* _Task goal_
Exactly as written, print each record in the listing.

* _Information provided_

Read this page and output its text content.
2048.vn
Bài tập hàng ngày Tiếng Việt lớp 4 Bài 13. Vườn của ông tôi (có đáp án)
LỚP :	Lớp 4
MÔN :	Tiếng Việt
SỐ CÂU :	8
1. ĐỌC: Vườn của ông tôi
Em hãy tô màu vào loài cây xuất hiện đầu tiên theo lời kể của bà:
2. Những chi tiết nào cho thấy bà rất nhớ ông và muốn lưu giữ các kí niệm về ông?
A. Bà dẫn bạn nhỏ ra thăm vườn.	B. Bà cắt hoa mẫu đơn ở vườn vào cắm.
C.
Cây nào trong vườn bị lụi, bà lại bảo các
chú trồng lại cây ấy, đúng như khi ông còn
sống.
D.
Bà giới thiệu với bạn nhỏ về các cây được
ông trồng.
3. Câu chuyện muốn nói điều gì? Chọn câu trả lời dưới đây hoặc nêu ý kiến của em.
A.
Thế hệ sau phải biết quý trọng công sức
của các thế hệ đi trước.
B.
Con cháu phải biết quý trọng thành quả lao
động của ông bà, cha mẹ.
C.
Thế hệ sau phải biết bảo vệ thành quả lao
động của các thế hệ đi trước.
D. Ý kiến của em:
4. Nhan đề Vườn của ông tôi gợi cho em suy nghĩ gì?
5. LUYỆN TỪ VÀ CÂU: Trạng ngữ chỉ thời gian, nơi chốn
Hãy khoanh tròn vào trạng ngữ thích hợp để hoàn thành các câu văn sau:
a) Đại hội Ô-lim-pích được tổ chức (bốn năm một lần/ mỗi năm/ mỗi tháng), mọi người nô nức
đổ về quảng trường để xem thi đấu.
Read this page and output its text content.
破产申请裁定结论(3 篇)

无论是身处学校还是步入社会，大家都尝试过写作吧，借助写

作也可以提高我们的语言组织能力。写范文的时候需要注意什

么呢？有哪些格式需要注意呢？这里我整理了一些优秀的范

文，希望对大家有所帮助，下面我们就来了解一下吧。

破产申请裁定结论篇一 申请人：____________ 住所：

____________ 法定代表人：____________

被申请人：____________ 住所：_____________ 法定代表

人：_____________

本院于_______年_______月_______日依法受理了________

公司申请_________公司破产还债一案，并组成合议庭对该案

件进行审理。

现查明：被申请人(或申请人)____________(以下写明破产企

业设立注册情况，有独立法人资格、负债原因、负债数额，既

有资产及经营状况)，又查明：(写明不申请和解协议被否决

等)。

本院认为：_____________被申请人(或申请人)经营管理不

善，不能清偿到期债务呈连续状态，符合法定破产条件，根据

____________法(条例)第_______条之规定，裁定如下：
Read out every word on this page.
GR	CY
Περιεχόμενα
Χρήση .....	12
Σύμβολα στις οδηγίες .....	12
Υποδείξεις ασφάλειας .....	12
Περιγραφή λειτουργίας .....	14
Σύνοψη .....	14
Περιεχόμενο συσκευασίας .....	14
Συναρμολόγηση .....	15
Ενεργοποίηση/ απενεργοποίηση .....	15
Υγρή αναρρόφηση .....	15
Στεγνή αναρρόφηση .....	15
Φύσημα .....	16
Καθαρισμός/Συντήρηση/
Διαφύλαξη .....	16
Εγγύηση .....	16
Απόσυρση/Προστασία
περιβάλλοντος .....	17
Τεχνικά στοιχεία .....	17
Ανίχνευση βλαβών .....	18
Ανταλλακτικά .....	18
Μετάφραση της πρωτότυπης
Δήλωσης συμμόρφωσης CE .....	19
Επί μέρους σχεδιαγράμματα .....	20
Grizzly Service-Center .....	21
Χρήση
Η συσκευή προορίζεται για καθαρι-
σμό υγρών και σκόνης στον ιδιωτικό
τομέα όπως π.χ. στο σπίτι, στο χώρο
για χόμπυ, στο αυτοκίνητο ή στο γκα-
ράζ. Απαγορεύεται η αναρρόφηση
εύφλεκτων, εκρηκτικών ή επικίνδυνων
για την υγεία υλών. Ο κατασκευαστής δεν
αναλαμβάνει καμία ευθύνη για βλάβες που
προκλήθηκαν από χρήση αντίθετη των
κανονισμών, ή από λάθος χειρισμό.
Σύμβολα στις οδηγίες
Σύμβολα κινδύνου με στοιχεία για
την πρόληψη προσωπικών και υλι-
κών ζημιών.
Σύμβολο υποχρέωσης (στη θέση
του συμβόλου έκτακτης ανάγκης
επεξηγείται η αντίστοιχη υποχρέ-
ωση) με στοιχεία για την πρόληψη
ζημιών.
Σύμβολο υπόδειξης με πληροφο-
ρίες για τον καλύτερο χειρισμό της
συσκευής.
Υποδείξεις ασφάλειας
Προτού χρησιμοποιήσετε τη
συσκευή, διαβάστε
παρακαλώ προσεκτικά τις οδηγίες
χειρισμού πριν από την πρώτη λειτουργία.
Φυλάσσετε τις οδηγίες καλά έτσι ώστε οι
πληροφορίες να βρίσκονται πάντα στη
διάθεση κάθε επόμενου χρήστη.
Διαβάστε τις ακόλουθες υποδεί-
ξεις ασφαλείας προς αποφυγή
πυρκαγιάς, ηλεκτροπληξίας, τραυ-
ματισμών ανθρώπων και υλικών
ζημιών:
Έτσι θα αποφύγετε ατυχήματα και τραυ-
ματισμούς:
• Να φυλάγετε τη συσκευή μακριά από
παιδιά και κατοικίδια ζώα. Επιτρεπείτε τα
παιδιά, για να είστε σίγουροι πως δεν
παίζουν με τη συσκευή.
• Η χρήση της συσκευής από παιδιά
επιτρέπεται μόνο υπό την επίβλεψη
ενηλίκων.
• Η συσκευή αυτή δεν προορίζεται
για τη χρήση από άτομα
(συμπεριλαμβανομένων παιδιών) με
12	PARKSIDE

* _Correct response_
Read this page and output its text content.
2048.vn
Bài tập hàng ngày Tiếng Việt lớp 4 Bài 13. Vườn của ông tôi (có đáp án)
LỚP :	Lớp 4
MÔN :	Tiếng Việt
SỐ CÂU :	8
1. ĐỌC: Vườn của ông tôi
Em hãy tô màu vào loài cây xuất hiện đầu tiên theo lời kể của bà:
2. Những chi tiết nào cho thấy bà rất nhớ ông và muốn lưu giữ các kí niệm về ông?
A. Bà dẫn bạn nhỏ ra thăm vườn.	B. Bà cắt hoa mẫu đơn ở vườn vào cắm.
C.
Cây nào trong vườn bị lụi, bà lại bảo các
chú trồng lại cây ấy, đúng như khi ông còn
sống.
D.
Bà giới thiệu với bạn nhỏ về các cây được
ông trồng.
3. Câu chuyện muốn nói điều gì? Chọn câu trả lời dưới đây hoặc nêu ý kiến của em.
A.
Thế hệ sau phải biết quý trọng công sức
của các thế hệ đi trước.
B.
Con cháu phải biết quý trọng thành quả lao
động của ông bà, cha mẹ.
C.
Thế hệ sau phải biết bảo vệ thành quả lao
động của các thế hệ đi trước.
D. Ý kiến của em:
4. Nhan đề Vườn của ông tôi gợi cho em suy nghĩ gì?
5. LUYỆN TỪ VÀ CÂU: Trạng ngữ chỉ thời gian, nơi chốn
Hãy khoanh tròn vào trạng ngữ thích hợp để hoàn thành các câu văn sau:
a) Đại hội Ô-lim-pích được tổ chức (bốn năm một lần/ mỗi năm/ mỗi tháng), mọi người nô nức
đổ về quảng trường để xem thi đấu.
Read this page and output its text content.
破产申请裁定结论(3 篇)

无论是身处学校还是步入社会，大家都尝试过写作吧，借助写

作也可以提高我们的语言组织能力。写范文的时候需要注意什

么呢？有哪些格式需要注意呢？这里我整理了一些优秀的范

文，希望对大家有所帮助，下面我们就来了解一下吧。

破产申请裁定结论篇一 申请人：____________ 住所：

____________ 法定代表人：____________

被申请人：____________ 住所：_____________ 法定代表

人：_____________

本院于_______年_______月_______日依法受理了________

公司申请_________公司破产还债一案，并组成合议庭对该案

件进行审理。

现查明：被申请人(或申请人)____________(以下写明破产企

业设立注册情况，有独立法人资格、负债原因、负债数额，既

有资产及经营状况)，又查明：(写明不申请和解协议被否决

等)。

本院认为：_____________被申请人(或申请人)经营管理不

善，不能清偿到期债务呈连续状态，符合法定破产条件，根据

____________法(条例)第_______条之规定，裁定如下：
Read out every word on this page.
GR	CY
Περιεχόμενα
Χρήση .....	12
Σύμβολα στις οδηγίες .....	12
Υποδείξεις ασφάλειας .....	12
Περιγραφή λειτουργίας .....	14
Σύνοψη .....	14
Περιεχόμενο συσκευασίας .....	14
Συναρμολόγηση .....	15
Ενεργοποίηση/ απενεργοποίηση .....	15
Υγρή αναρρόφηση .....	15
Στεγνή αναρρόφηση .....	15
Φύσημα .....	16
Καθαρισμός/Συντήρηση/
Διαφύλαξη .....	16
Εγγύηση .....	16
Απόσυρση/Προστασία
περιβάλλοντος .....	17
Τεχνικά στοιχεία .....	17
Ανίχνευση βλαβών .....	18
Ανταλλακτικά .....	18
Μετάφραση της πρωτότυπης
Δήλωσης συμμόρφωσης CE .....	19
Επί μέρους σχεδιαγράμματα .....	20
Grizzly Service-Center .....	21
Χρήση
Η συσκευή προορίζεται για καθαρι-
σμό υγρών και σκόνης στον ιδιωτικό
τομέα όπως π.χ. στο σπίτι, στο χώρο
για χόμπυ, στο αυτοκίνητο ή στο γκα-
ράζ. Απαγορεύεται η αναρρόφηση
εύφλεκτων, εκρηκτικών ή επικίνδυνων
για την υγεία υλών. Ο κατασκευαστής δεν
αναλαμβάνει καμία ευθύνη για βλάβες που
προκλήθηκαν από χρήση αντίθετη των
κανονισμών, ή από λάθος χειρισμό.
Σύμβολα στις οδηγίες
Σύμβολα κινδύνου με στοιχεία για
την πρόληψη προσωπικών και υλι-
κών ζημιών.
Σύμβολο υποχρέωσης (στη θέση
του συμβόλου έκτακτης ανάγκης
επεξηγείται η αντίστοιχη υποχρέ-
ωση) με στοιχεία για την πρόληψη
ζημιών.
Σύμβολο υπόδειξης με πληροφο-
ρίες για τον καλύτερο χειρισμό της
συσκευής.
Υποδείξεις ασφάλειας
Προτού χρησιμοποιήσετε τη
συσκευή, διαβάστε
παρακαλώ προσεκτικά τις οδηγίες
χειρισμού πριν από την πρώτη λειτουργία.
Φυλάσσετε τις οδηγίες καλά έτσι ώστε οι
πληροφορίες να βρίσκονται πάντα στη
διάθεση κάθε επόμενου χρήστη.
Διαβάστε τις ακόλουθες υποδεί-
ξεις ασφαλείας προς αποφυγή
πυρκαγιάς, ηλεκτροπληξίας, τραυ-
ματισμών ανθρώπων και υλικών
ζημιών:
Έτσι θα αποφύγετε ατυχήματα και τραυ-
ματισμούς:
• Να φυλάγετε τη συσκευή μακριά από
παιδιά και κατοικίδια ζώα. Επιτρεπείτε τα
παιδιά, για να είστε σίγουροι πως δεν
παίζουν με τη συσκευή.
• Η χρήση της συσκευής από παιδιά
επιτρέπεται μόνο υπό την επίβλεψη
ενηλίκων.
• Η συσκευή αυτή δεν προορίζεται
για τη χρήση από άτομα
(συμπεριλαμβανομένων παιδιών) με
12	PARKSIDE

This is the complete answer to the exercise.